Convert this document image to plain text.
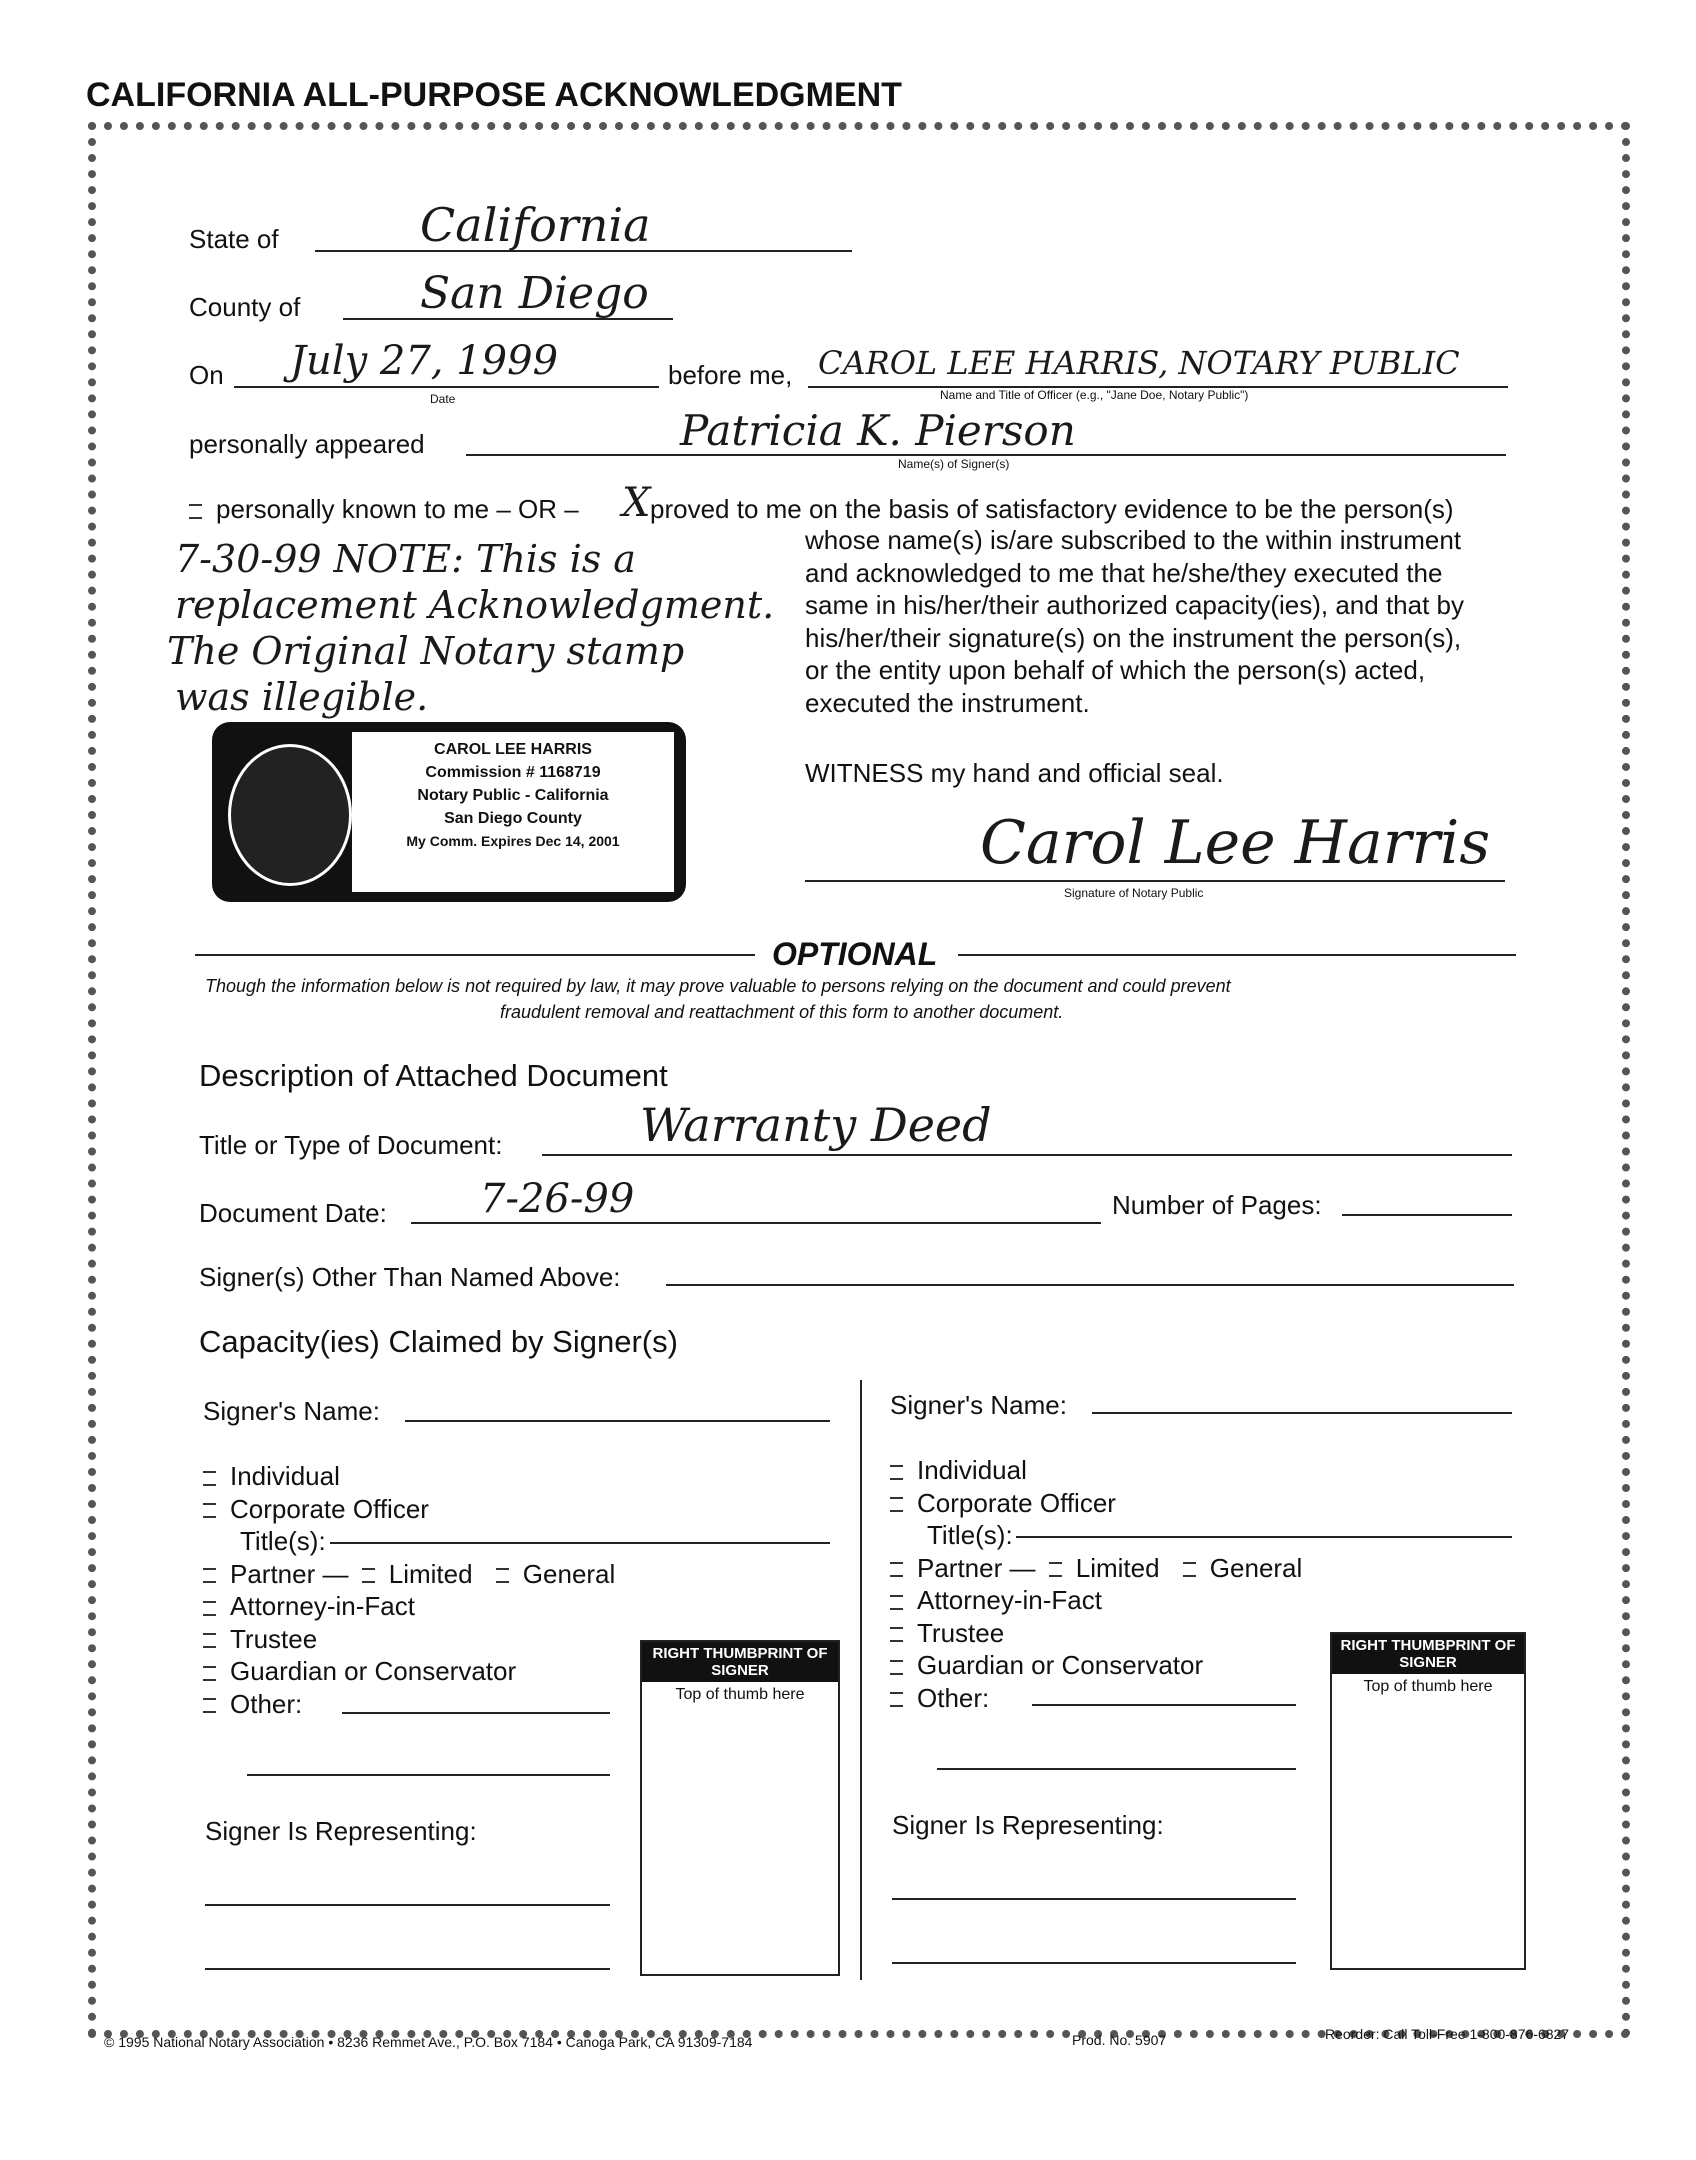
CALIFORNIA ALL-PURPOSE ACKNOWLEDGMENT
State of	California
County of	San Diego
On July 27, 1999
Date
before me, CAROL LEE HARRIS, NOTARY PUBLIC
Name and Title of Officer (e.g., "Jane Doe, Notary Public")
personally appeared	Patricia K. Pierson
Name(s) of Signer(s)
personally known to me – OR – X proved to me on the basis of satisfactory evidence to be the person(s)
whose name(s) is/are subscribed to the within instrument
and acknowledged to me that he/she/they executed the
same in his/her/their authorized capacity(ies), and that by
his/her/their signature(s) on the instrument the person(s),
or the entity upon behalf of which the person(s) acted,
executed the instrument.
7-30-99 NOTE: This is a
replacement Acknowledgment.
The Original Notary stamp
was illegible.
CAROL LEE HARRIS
Commission # 1168719
Notary Public - California
San Diego County
My Comm. Expires Dec 14, 2001
WITNESS my hand and official seal.
Carol Lee Harris
Signature of Notary Public
OPTIONAL
Though the information below is not required by law, it may prove valuable to persons relying on the document and could prevent
fraudulent removal and reattachment of this form to another document.
Description of Attached Document
Title or Type of Document:	Warranty Deed
Document Date: 7-26-99	Number of Pages:
Signer(s) Other Than Named Above:
Capacity(ies) Claimed by Signer(s)
Signer's Name:
Individual
Corporate Officer
Title(s):
Partner — Limited General
Attorney-in-Fact
Trustee
Guardian or Conservator
Other:
Signer Is Representing:
RIGHT THUMBPRINT OF SIGNER
Top of thumb here
Signer's Name:
Individual
Corporate Officer
Title(s):
Partner — Limited General
Attorney-in-Fact
Trustee
Guardian or Conservator
Other:
Signer Is Representing:
RIGHT THUMBPRINT OF SIGNER
Top of thumb here
© 1995 National Notary Association • 8236 Remmet Ave., P.O. Box 7184 • Canoga Park, CA 91309-7184	Prod. No. 5907	Reorder: Call Toll-Free 1-800-876-6827
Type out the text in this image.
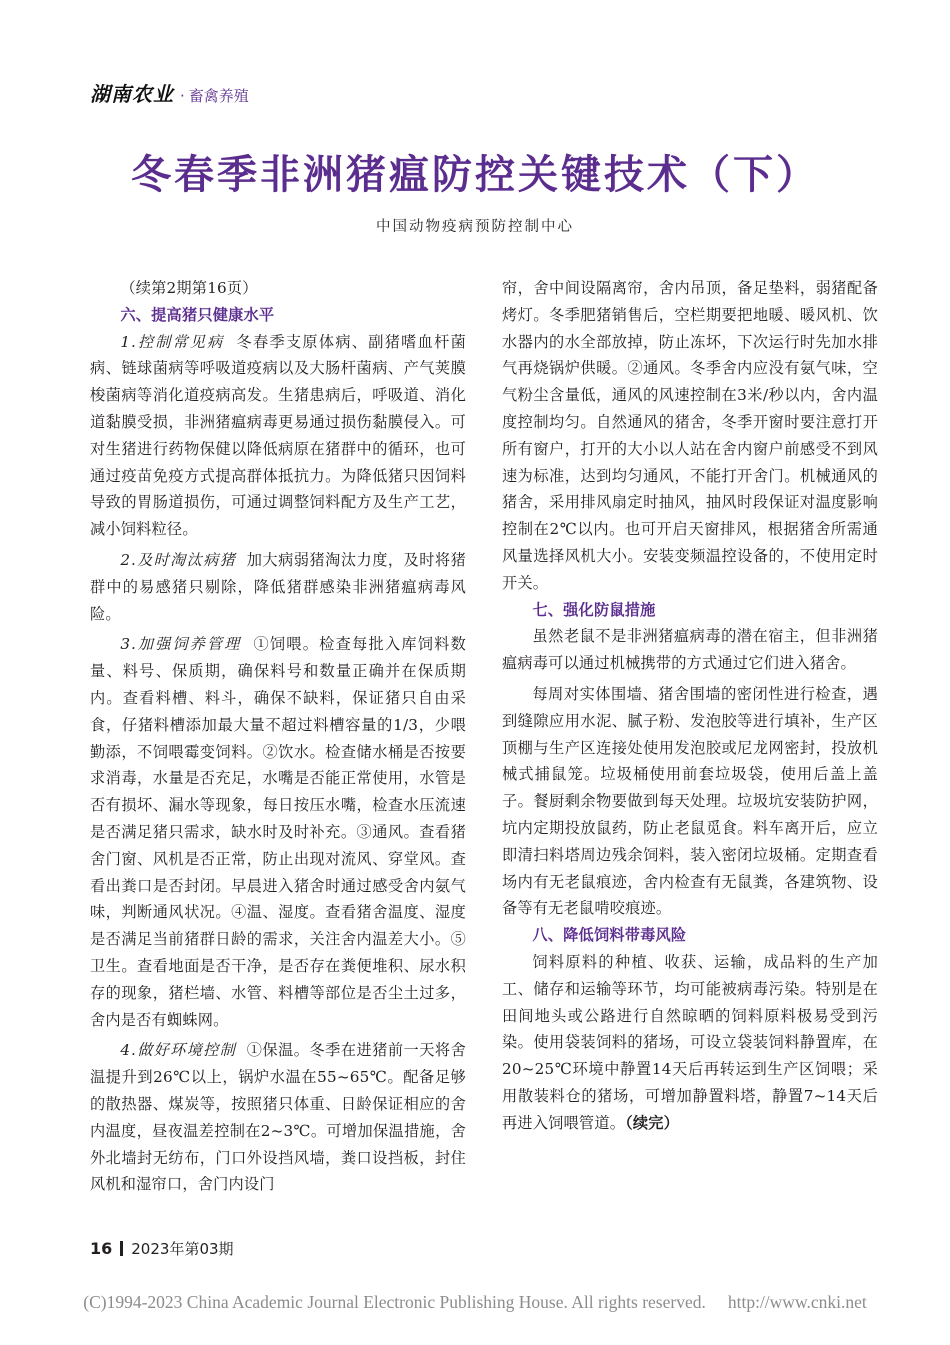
湖南农业 · 畜禽养殖
冬春季非洲猪瘟防控关键技术（下）
中国动物疫病预防控制中心

（续第2期第16页）

六、提高猪只健康水平

1.控制常见病 冬春季支原体病、副猪嗜血杆菌病、链球菌病等呼吸道疫病以及大肠杆菌病、产气荚膜梭菌病等消化道疫病高发。生猪患病后，呼吸道、消化道黏膜受损，非洲猪瘟病毒更易通过损伤黏膜侵入。可对生猪进行药物保健以降低病原在猪群中的循环，也可通过疫苗免疫方式提高群体抵抗力。为降低猪只因饲料导致的胃肠道损伤，可通过调整饲料配方及生产工艺，减小饲料粒径。

2.及时淘汰病猪 加大病弱猪淘汰力度，及时将猪群中的易感猪只剔除，降低猪群感染非洲猪瘟病毒风险。

3.加强饲养管理 ①饲喂。检查每批入库饲料数量、料号、保质期，确保料号和数量正确并在保质期内。查看料槽、料斗，确保不缺料，保证猪只自由采食，仔猪料槽添加最大量不超过料槽容量的1/3，少喂勤添，不饲喂霉变饲料。②饮水。检查储水桶是否按要求消毒，水量是否充足，水嘴是否能正常使用，水管是否有损坏、漏水等现象，每日按压水嘴，检查水压流速是否满足猪只需求，缺水时及时补充。③通风。查看猪舍门窗、风机是否正常，防止出现对流风、穿堂风。查看出粪口是否封闭。早晨进入猪舍时通过感受舍内氨气味，判断通风状况。④温、湿度。查看猪舍温度、湿度是否满足当前猪群日龄的需求，关注舍内温差大小。⑤卫生。查看地面是否干净，是否存在粪便堆积、尿水积存的现象，猪栏墙、水管、料槽等部位是否尘土过多，舍内是否有蜘蛛网。

4.做好环境控制 ①保温。冬季在进猪前一天将舍温提升到26℃以上，锅炉水温在55~65℃。配备足够的散热器、煤炭等，按照猪只体重、日龄保证相应的舍内温度，昼夜温差控制在2~3℃。可增加保温措施，舍外北墙封无纺布，门口外设挡风墙，粪口设挡板，封住风机和湿帘口，舍门内设门

帘，舍中间设隔离帘，舍内吊顶，备足垫料，弱猪配备烤灯。冬季肥猪销售后，空栏期要把地暖、暖风机、饮水器内的水全部放掉，防止冻坏，下次运行时先加水排气再烧锅炉供暖。②通风。冬季舍内应没有氨气味，空气粉尘含量低，通风的风速控制在3米/秒以内，舍内温度控制均匀。自然通风的猪舍，冬季开窗时要注意打开所有窗户，打开的大小以人站在舍内窗户前感受不到风速为标准，达到均匀通风，不能打开舍门。机械通风的猪舍，采用排风扇定时抽风，抽风时段保证对温度影响控制在2℃以内。也可开启天窗排风，根据猪舍所需通风量选择风机大小。安装变频温控设备的，不使用定时开关。

七、强化防鼠措施

虽然老鼠不是非洲猪瘟病毒的潜在宿主，但非洲猪瘟病毒可以通过机械携带的方式通过它们进入猪舍。

每周对实体围墙、猪舍围墙的密闭性进行检查，遇到缝隙应用水泥、腻子粉、发泡胶等进行填补，生产区顶棚与生产区连接处使用发泡胶或尼龙网密封，投放机械式捕鼠笼。垃圾桶使用前套垃圾袋，使用后盖上盖子。餐厨剩余物要做到每天处理。垃圾坑安装防护网，坑内定期投放鼠药，防止老鼠觅食。料车离开后，应立即清扫料塔周边残余饲料，装入密闭垃圾桶。定期查看场内有无老鼠痕迹，舍内检查有无鼠粪，各建筑物、设备等有无老鼠啃咬痕迹。

八、降低饲料带毒风险

饲料原料的种植、收获、运输，成品料的生产加工、储存和运输等环节，均可能被病毒污染。特别是在田间地头或公路进行自然晾晒的饲料原料极易受到污染。使用袋装饲料的猪场，可设立袋装饲料静置库，在20~25℃环境中静置14天后再转运到生产区饲喂；采用散装料仓的猪场，可增加静置料塔，静置7~14天后再进入饲喂管道。（续完）

16 2023年第03期
(C)1994-2023 China Academic Journal Electronic Publishing House. All rights reserved. http://www.cnki.net
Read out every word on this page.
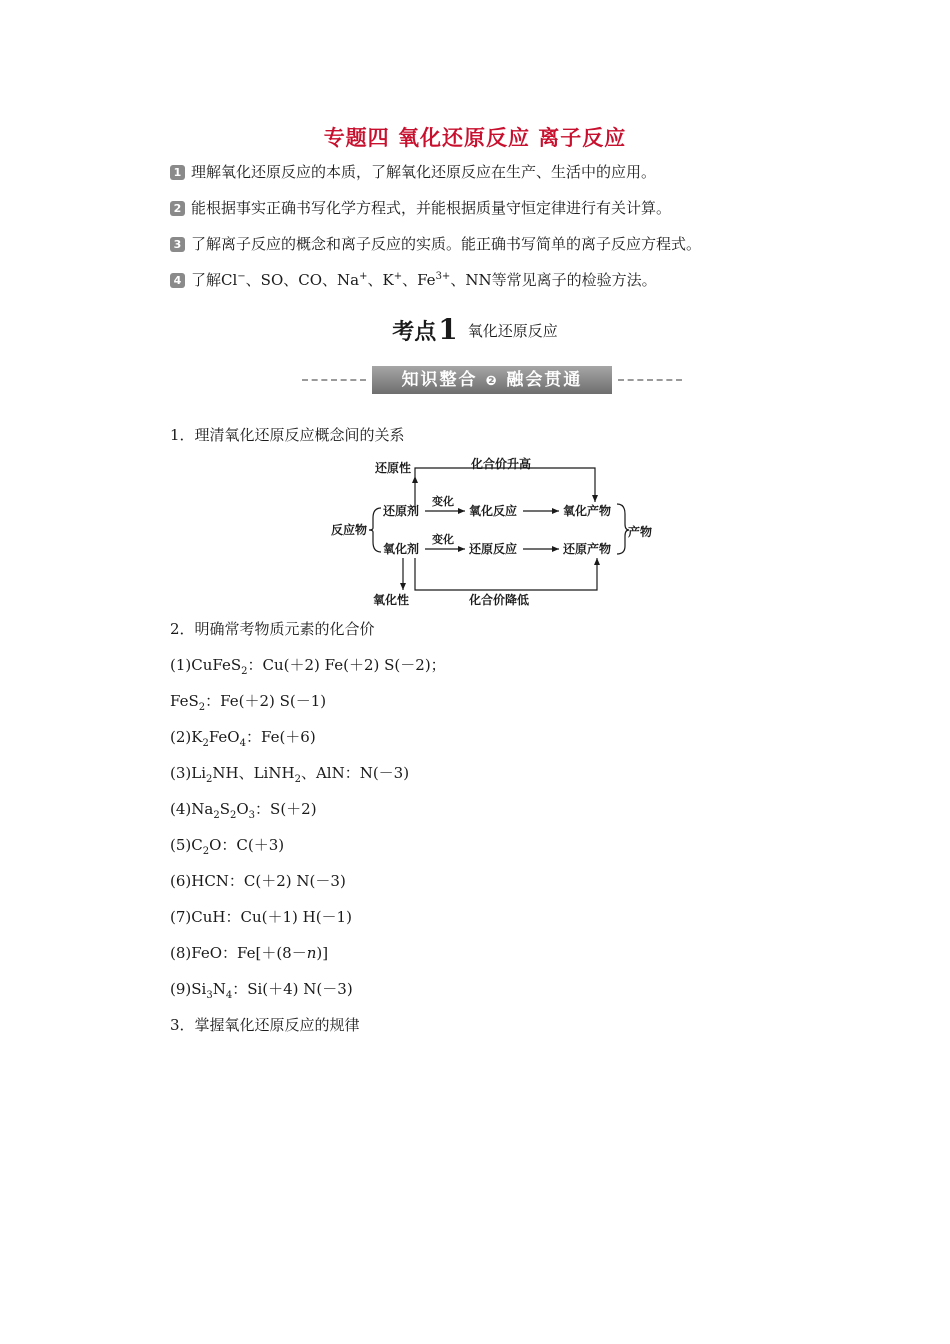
专题四 氧化还原反应 离子反应
1 理解氧化还原反应的本质，了解氧化还原反应在生产、生活中的应用。
2 能根据事实正确书写化学方程式，并能根据质量守恒定律进行有关计算。
3 了解离子反应的概念和离子反应的实质。能正确书写简单的离子反应方程式。
4 了解Cl−、SO、CO、Na+、K+、$Fe^{3+}$、NN等常见离子的检验方法。
考点1 氧化还原反应
知识整合 ❷ 融会贯通
1．理清氧化还原反应概念间的关系
还原性	化合价升高
还原剂
变化
氧化反应	氧化产物
反应物	产物
氧化剂
变化
还原反应	还原产物
氧化性	化合价降低
2．明确常考物质元素的化合价
(1)CuFeS$_2$：Cu(＋2) Fe(＋2) S(－2)；
FeS$_2$：Fe(＋2) S(－1)
$(2)K_2FeO_4$：Fe(＋6)
$(3)Li_2NH$、LiNH$_2$、AlN：N(－3)
$(4)Na_2S_2O_3$：S(＋2)
$(5)C_2O$：C(＋3)
(6)HCN：C(＋2) N(－3)
(7)CuH：Cu(＋1) H(－1)
(8)FeO：Fe[＋(8－n)]
$(9)Si_3N_4$：Si(＋4) N(－3)
3．掌握氧化还原反应的规律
****************************************
WHAT THIS TASK INVOLVES: Scan the listing above and copy all lines containing the word "that".

WORKED SOLUTION:
and acknowledged to me that he/she/they executed the
same in his/her/their authorized capacity(ies), and that by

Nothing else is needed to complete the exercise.